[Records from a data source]
** START **

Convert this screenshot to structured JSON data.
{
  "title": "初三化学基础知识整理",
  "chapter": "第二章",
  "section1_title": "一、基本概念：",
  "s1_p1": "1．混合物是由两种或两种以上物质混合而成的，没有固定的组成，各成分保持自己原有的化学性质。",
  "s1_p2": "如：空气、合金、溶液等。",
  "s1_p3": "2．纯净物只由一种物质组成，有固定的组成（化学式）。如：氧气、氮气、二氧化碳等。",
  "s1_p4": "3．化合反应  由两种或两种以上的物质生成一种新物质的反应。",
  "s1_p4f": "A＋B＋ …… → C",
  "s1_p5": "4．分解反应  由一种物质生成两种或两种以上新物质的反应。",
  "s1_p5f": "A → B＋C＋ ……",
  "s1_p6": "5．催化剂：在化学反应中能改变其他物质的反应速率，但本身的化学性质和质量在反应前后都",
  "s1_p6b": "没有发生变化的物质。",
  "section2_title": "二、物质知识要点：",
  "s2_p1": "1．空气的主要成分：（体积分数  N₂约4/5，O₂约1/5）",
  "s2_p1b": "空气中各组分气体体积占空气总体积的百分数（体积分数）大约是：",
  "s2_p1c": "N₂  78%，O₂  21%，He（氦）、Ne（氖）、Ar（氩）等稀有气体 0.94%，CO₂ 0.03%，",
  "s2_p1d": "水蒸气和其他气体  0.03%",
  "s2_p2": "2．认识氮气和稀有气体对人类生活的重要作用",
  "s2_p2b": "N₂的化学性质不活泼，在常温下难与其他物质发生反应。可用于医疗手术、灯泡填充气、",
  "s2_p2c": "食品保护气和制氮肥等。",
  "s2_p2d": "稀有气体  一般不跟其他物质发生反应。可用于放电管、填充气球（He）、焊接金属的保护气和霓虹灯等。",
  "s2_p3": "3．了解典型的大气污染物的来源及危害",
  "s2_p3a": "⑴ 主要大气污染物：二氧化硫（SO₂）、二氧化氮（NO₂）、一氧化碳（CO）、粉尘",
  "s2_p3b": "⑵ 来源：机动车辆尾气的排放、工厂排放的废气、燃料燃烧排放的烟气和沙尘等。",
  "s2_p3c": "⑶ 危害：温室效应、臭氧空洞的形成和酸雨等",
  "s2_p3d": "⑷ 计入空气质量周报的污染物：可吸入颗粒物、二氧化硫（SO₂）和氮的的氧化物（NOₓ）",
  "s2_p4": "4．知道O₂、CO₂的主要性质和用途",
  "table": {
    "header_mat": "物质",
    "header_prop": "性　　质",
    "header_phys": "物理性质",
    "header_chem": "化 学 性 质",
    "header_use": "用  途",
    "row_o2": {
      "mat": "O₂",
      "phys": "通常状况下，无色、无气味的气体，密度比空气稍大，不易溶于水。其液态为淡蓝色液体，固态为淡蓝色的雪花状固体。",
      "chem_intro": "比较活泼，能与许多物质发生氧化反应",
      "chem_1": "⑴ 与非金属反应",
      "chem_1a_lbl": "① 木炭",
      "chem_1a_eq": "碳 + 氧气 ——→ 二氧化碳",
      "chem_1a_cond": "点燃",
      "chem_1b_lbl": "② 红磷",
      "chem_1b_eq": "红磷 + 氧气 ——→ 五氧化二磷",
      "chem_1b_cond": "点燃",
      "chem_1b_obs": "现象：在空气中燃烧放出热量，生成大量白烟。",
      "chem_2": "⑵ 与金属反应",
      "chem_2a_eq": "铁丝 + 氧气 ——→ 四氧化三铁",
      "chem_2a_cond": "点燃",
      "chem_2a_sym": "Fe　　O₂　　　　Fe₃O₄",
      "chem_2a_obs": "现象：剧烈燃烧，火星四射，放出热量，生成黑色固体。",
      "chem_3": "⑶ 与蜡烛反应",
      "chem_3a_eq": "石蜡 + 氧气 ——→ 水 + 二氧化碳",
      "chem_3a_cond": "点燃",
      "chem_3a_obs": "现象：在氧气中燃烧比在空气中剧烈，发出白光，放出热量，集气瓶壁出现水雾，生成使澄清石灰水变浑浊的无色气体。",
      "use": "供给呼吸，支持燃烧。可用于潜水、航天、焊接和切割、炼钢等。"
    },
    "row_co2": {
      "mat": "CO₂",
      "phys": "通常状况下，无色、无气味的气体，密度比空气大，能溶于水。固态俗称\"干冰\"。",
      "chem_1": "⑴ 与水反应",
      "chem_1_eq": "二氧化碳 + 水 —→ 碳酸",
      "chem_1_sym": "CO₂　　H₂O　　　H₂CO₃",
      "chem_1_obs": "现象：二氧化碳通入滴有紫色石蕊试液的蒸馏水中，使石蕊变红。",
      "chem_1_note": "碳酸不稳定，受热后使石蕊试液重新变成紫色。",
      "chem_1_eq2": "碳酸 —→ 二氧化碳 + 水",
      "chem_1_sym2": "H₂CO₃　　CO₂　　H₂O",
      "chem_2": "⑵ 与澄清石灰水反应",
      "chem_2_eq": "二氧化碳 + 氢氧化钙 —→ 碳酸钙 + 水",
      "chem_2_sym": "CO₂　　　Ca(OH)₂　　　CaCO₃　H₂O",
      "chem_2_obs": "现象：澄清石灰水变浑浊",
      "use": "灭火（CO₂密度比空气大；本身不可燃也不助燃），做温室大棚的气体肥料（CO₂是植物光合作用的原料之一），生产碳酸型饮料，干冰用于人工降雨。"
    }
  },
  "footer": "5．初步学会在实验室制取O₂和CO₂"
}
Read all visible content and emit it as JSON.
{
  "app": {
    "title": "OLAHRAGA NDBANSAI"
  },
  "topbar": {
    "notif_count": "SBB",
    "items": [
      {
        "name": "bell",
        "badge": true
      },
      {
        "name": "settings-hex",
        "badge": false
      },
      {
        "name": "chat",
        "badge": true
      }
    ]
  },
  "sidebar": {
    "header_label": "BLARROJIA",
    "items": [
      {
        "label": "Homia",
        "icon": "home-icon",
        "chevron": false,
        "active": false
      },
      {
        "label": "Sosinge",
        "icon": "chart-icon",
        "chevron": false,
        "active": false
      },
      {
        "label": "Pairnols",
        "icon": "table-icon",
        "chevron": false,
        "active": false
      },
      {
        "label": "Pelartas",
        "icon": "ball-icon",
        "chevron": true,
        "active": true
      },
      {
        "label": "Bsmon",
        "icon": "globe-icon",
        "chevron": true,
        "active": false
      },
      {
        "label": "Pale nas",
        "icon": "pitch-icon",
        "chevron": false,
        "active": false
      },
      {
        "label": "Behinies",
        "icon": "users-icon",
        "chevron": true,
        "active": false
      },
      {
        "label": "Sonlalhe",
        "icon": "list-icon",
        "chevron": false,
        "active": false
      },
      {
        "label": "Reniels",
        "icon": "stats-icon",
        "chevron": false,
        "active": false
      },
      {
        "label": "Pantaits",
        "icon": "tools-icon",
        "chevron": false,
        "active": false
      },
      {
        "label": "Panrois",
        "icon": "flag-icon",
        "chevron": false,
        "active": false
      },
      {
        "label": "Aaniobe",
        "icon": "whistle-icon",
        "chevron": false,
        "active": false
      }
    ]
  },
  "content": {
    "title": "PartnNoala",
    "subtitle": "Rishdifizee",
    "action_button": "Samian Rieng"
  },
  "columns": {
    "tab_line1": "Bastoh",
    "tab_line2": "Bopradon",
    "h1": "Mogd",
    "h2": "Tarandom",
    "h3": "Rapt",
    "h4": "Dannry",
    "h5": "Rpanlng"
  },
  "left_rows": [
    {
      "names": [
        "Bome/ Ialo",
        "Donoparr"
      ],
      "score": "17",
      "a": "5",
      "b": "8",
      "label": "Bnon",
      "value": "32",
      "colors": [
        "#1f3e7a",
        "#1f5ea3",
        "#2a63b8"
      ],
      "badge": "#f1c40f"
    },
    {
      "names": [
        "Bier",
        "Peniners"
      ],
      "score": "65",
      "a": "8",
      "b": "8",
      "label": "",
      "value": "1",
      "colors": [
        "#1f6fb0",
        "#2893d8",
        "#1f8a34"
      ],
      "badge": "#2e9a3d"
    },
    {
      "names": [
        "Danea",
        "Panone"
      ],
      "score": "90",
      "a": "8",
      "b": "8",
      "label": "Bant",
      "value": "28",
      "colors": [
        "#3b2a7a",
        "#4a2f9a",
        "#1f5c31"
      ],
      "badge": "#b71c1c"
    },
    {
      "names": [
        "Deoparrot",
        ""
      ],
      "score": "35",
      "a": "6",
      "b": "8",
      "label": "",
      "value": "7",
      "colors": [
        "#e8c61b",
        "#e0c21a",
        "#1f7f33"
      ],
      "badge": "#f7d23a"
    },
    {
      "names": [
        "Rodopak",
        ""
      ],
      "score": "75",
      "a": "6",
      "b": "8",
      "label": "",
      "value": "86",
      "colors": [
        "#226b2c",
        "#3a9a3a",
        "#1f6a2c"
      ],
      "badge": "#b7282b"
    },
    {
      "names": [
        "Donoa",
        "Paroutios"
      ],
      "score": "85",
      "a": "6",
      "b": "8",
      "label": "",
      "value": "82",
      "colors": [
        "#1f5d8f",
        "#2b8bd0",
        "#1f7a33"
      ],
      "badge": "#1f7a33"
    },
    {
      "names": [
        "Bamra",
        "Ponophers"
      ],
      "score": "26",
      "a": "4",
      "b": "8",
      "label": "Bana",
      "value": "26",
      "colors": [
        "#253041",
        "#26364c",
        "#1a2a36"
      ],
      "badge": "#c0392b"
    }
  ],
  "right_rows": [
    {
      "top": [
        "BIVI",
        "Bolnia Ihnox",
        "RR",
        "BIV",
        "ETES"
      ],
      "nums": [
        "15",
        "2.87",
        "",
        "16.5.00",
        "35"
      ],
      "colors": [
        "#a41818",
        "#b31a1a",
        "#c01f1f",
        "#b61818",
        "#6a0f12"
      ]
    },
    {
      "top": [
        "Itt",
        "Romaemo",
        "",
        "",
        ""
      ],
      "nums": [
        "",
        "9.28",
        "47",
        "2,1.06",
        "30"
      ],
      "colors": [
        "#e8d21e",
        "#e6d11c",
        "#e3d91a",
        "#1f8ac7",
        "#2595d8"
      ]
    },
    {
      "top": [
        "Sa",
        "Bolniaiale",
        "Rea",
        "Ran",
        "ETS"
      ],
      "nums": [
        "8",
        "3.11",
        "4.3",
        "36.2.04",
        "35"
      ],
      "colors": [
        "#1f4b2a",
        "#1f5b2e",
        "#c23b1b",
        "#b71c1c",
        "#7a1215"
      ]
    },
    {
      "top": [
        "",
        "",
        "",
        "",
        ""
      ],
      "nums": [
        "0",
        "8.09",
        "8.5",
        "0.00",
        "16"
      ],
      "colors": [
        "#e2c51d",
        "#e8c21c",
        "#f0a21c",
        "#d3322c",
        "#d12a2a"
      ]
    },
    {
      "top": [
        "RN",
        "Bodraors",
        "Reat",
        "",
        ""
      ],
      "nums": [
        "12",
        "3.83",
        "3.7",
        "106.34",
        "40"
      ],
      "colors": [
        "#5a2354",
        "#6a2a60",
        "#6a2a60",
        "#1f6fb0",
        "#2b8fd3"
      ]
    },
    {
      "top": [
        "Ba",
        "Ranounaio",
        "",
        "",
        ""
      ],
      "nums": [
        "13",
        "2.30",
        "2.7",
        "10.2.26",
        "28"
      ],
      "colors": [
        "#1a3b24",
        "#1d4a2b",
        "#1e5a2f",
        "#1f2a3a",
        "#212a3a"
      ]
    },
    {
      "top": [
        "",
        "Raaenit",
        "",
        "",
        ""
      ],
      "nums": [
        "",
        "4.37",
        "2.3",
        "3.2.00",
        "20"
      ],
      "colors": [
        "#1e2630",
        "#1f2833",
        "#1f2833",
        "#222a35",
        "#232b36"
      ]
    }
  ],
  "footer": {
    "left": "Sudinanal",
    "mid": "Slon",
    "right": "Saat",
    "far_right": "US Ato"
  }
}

** END **

Select the lines from the entries that include the word "体积分数".

PROBLEM SOLUTION:
  "s2_p1": "1．空气的主要成分：（体积分数  N₂约4/5，O₂约1/5）",
  "s2_p1b": "空气中各组分气体体积占空气总体积的百分数（体积分数）大约是：",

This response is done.